Task directions: Leave out the pictures and copy the remaining records exactly.

■ ■ ■ ■

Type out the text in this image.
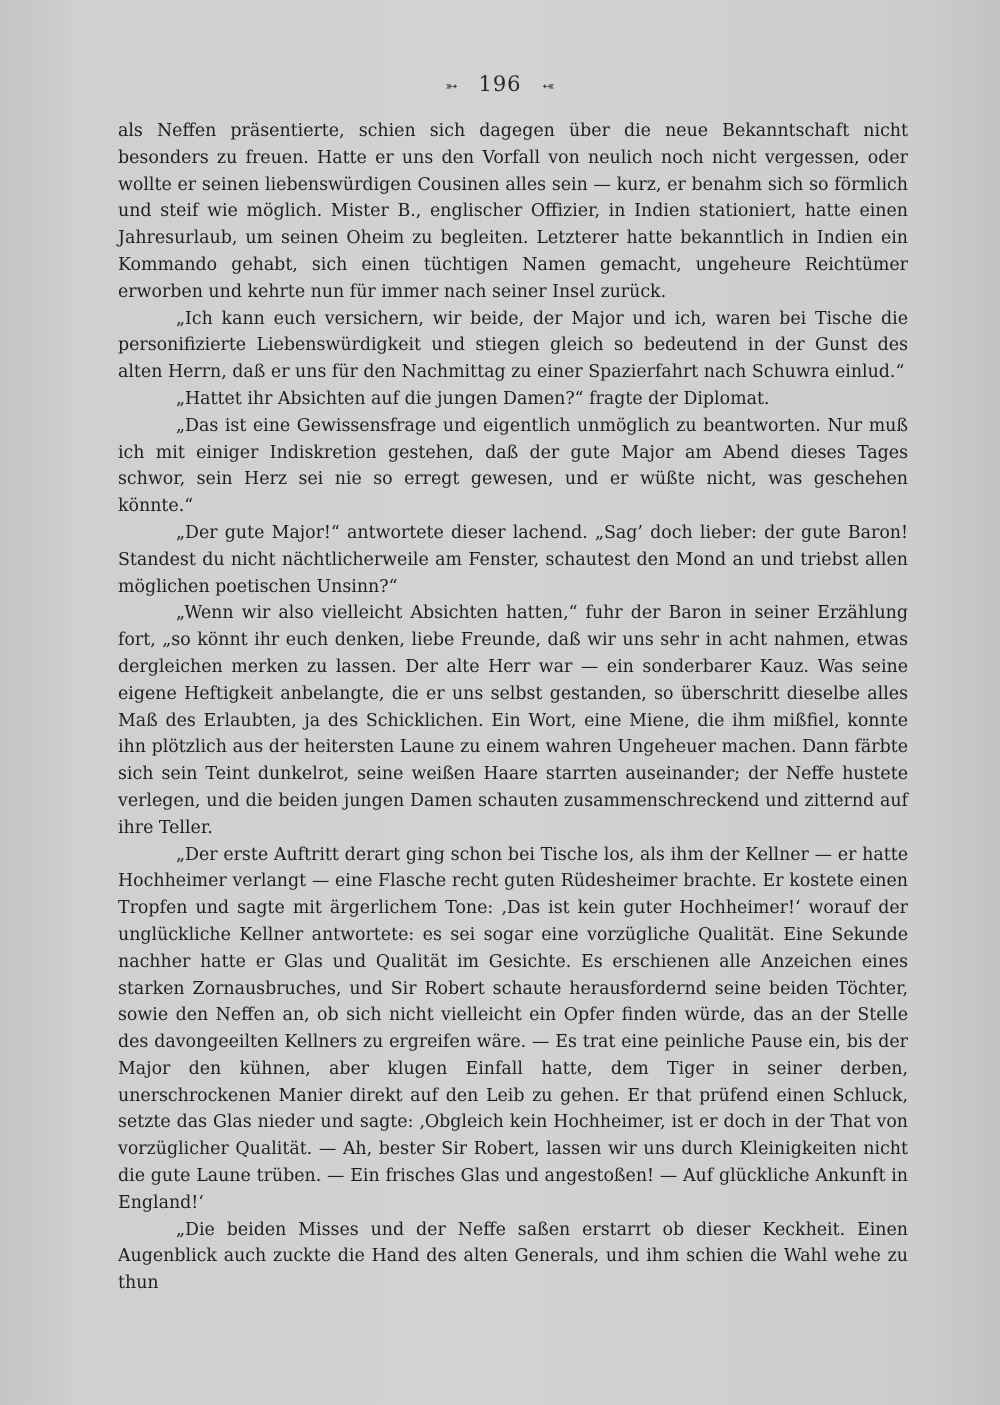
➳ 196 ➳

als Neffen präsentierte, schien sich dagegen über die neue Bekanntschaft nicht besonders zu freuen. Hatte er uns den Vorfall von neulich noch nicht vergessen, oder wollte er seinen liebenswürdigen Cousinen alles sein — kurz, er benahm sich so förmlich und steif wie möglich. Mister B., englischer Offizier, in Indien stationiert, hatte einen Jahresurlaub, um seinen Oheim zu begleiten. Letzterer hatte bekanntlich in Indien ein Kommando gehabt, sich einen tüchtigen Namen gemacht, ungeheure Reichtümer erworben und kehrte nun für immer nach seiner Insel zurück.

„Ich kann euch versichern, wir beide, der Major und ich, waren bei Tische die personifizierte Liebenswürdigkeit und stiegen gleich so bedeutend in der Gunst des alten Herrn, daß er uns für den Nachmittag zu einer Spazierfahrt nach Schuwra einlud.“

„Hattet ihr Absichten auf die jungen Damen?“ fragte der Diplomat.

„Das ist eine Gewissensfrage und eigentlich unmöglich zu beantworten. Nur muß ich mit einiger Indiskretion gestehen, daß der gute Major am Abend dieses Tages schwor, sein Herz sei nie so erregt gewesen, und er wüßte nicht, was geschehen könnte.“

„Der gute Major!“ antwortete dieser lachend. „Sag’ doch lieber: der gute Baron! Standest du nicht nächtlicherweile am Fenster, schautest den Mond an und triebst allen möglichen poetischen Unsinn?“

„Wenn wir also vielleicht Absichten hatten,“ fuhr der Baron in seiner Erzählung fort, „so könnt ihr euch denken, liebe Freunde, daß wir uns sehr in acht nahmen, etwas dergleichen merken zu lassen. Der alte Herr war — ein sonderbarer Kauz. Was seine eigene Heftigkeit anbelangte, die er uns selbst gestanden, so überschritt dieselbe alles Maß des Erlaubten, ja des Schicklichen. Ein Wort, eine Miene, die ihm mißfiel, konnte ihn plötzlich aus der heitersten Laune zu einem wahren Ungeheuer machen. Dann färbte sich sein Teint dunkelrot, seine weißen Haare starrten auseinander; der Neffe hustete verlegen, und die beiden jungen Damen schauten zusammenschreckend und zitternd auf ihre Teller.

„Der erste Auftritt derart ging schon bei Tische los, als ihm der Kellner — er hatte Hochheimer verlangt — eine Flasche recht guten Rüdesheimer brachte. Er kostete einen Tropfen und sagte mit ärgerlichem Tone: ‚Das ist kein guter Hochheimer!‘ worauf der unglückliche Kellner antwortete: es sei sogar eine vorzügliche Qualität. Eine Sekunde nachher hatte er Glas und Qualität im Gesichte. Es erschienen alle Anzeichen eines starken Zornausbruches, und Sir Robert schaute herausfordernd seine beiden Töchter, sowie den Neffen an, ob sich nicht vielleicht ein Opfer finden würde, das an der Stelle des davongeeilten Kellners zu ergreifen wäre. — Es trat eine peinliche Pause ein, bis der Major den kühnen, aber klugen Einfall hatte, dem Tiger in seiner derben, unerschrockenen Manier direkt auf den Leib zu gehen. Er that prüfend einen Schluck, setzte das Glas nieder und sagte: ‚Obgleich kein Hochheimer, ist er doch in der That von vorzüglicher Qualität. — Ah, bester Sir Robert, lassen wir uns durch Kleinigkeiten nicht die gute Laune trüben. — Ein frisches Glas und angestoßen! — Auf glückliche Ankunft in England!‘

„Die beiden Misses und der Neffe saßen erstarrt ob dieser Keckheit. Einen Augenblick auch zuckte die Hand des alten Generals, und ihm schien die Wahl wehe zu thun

■ ■ ■ ■

Solution for this problem:
Type out the text in this image.
➳ 196 ➳

als Neffen präsentierte, schien sich dagegen über die neue Bekanntschaft nicht besonders zu freuen. Hatte er uns den Vorfall von neulich noch nicht vergessen, oder wollte er seinen liebenswürdigen Cousinen alles sein — kurz, er benahm sich so förmlich und steif wie möglich. Mister B., englischer Offizier, in Indien stationiert, hatte einen Jahresurlaub, um seinen Oheim zu begleiten. Letzterer hatte bekanntlich in Indien ein Kommando gehabt, sich einen tüchtigen Namen gemacht, ungeheure Reichtümer erworben und kehrte nun für immer nach seiner Insel zurück.

„Ich kann euch versichern, wir beide, der Major und ich, waren bei Tische die personifizierte Liebenswürdigkeit und stiegen gleich so bedeutend in der Gunst des alten Herrn, daß er uns für den Nachmittag zu einer Spazierfahrt nach Schuwra einlud.“

„Hattet ihr Absichten auf die jungen Damen?“ fragte der Diplomat.

„Das ist eine Gewissensfrage und eigentlich unmöglich zu beantworten. Nur muß ich mit einiger Indiskretion gestehen, daß der gute Major am Abend dieses Tages schwor, sein Herz sei nie so erregt gewesen, und er wüßte nicht, was geschehen könnte.“

„Der gute Major!“ antwortete dieser lachend. „Sag’ doch lieber: der gute Baron! Standest du nicht nächtlicherweile am Fenster, schautest den Mond an und triebst allen möglichen poetischen Unsinn?“

„Wenn wir also vielleicht Absichten hatten,“ fuhr der Baron in seiner Erzählung fort, „so könnt ihr euch denken, liebe Freunde, daß wir uns sehr in acht nahmen, etwas dergleichen merken zu lassen. Der alte Herr war — ein sonderbarer Kauz. Was seine eigene Heftigkeit anbelangte, die er uns selbst gestanden, so überschritt dieselbe alles Maß des Erlaubten, ja des Schicklichen. Ein Wort, eine Miene, die ihm mißfiel, konnte ihn plötzlich aus der heitersten Laune zu einem wahren Ungeheuer machen. Dann färbte sich sein Teint dunkelrot, seine weißen Haare starrten auseinander; der Neffe hustete verlegen, und die beiden jungen Damen schauten zusammenschreckend und zitternd auf ihre Teller.

„Der erste Auftritt derart ging schon bei Tische los, als ihm der Kellner — er hatte Hochheimer verlangt — eine Flasche recht guten Rüdesheimer brachte. Er kostete einen Tropfen und sagte mit ärgerlichem Tone: ‚Das ist kein guter Hochheimer!‘ worauf der unglückliche Kellner antwortete: es sei sogar eine vorzügliche Qualität. Eine Sekunde nachher hatte er Glas und Qualität im Gesichte. Es erschienen alle Anzeichen eines starken Zornausbruches, und Sir Robert schaute herausfordernd seine beiden Töchter, sowie den Neffen an, ob sich nicht vielleicht ein Opfer finden würde, das an der Stelle des davongeeilten Kellners zu ergreifen wäre. — Es trat eine peinliche Pause ein, bis der Major den kühnen, aber klugen Einfall hatte, dem Tiger in seiner derben, unerschrockenen Manier direkt auf den Leib zu gehen. Er that prüfend einen Schluck, setzte das Glas nieder und sagte: ‚Obgleich kein Hochheimer, ist er doch in der That von vorzüglicher Qualität. — Ah, bester Sir Robert, lassen wir uns durch Kleinigkeiten nicht die gute Laune trüben. — Ein frisches Glas und angestoßen! — Auf glückliche Ankunft in England!‘

„Die beiden Misses und der Neffe saßen erstarrt ob dieser Keckheit. Einen Augenblick auch zuckte die Hand des alten Generals, und ihm schien die Wahl wehe zu thun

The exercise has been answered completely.